THE PROBLEM:
Without altering anything, output the material below.

RAW DATA:
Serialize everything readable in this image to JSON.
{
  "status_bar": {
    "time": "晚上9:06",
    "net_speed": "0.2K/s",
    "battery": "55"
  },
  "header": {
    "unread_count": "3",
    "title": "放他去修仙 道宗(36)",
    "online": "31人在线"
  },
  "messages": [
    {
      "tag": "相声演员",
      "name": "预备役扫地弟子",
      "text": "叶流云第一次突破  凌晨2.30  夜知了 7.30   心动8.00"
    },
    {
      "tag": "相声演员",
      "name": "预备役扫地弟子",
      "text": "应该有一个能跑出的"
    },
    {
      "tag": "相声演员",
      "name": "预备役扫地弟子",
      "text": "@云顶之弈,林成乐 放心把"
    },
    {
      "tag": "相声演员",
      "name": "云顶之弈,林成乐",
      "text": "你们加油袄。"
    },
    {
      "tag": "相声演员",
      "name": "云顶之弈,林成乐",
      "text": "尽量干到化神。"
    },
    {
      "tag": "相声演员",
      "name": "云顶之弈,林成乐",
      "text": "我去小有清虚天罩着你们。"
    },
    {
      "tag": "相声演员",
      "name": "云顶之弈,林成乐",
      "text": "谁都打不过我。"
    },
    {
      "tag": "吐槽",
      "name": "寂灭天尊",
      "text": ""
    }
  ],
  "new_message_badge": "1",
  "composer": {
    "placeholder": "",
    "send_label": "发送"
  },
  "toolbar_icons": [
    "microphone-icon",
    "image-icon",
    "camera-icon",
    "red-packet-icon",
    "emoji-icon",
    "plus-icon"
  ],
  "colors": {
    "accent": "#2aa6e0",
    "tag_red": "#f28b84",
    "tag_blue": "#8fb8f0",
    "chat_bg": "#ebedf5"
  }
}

ANSWER FOR THE TASK:
Serialize everything readable in this image to JSON.
{
  "status_bar": {
    "time": "晚上9:06",
    "net_speed": "0.2K/s",
    "battery": "55"
  },
  "header": {
    "unread_count": "3",
    "title": "放他去修仙 道宗(36)",
    "online": "31人在线"
  },
  "messages": [
    {
      "tag": "相声演员",
      "name": "预备役扫地弟子",
      "text": "叶流云第一次突破  凌晨2.30  夜知了 7.30   心动8.00"
    },
    {
      "tag": "相声演员",
      "name": "预备役扫地弟子",
      "text": "应该有一个能跑出的"
    },
    {
      "tag": "相声演员",
      "name": "预备役扫地弟子",
      "text": "@云顶之弈,林成乐 放心把"
    },
    {
      "tag": "相声演员",
      "name": "云顶之弈,林成乐",
      "text": "你们加油袄。"
    },
    {
      "tag": "相声演员",
      "name": "云顶之弈,林成乐",
      "text": "尽量干到化神。"
    },
    {
      "tag": "相声演员",
      "name": "云顶之弈,林成乐",
      "text": "我去小有清虚天罩着你们。"
    },
    {
      "tag": "相声演员",
      "name": "云顶之弈,林成乐",
      "text": "谁都打不过我。"
    },
    {
      "tag": "吐槽",
      "name": "寂灭天尊",
      "text": ""
    }
  ],
  "new_message_badge": "1",
  "composer": {
    "placeholder": "",
    "send_label": "发送"
  },
  "toolbar_icons": [
    "microphone-icon",
    "image-icon",
    "camera-icon",
    "red-packet-icon",
    "emoji-icon",
    "plus-icon"
  ],
  "colors": {
    "accent": "#2aa6e0",
    "tag_red": "#f28b84",
    "tag_blue": "#8fb8f0",
    "chat_bg": "#ebedf5"
  }
}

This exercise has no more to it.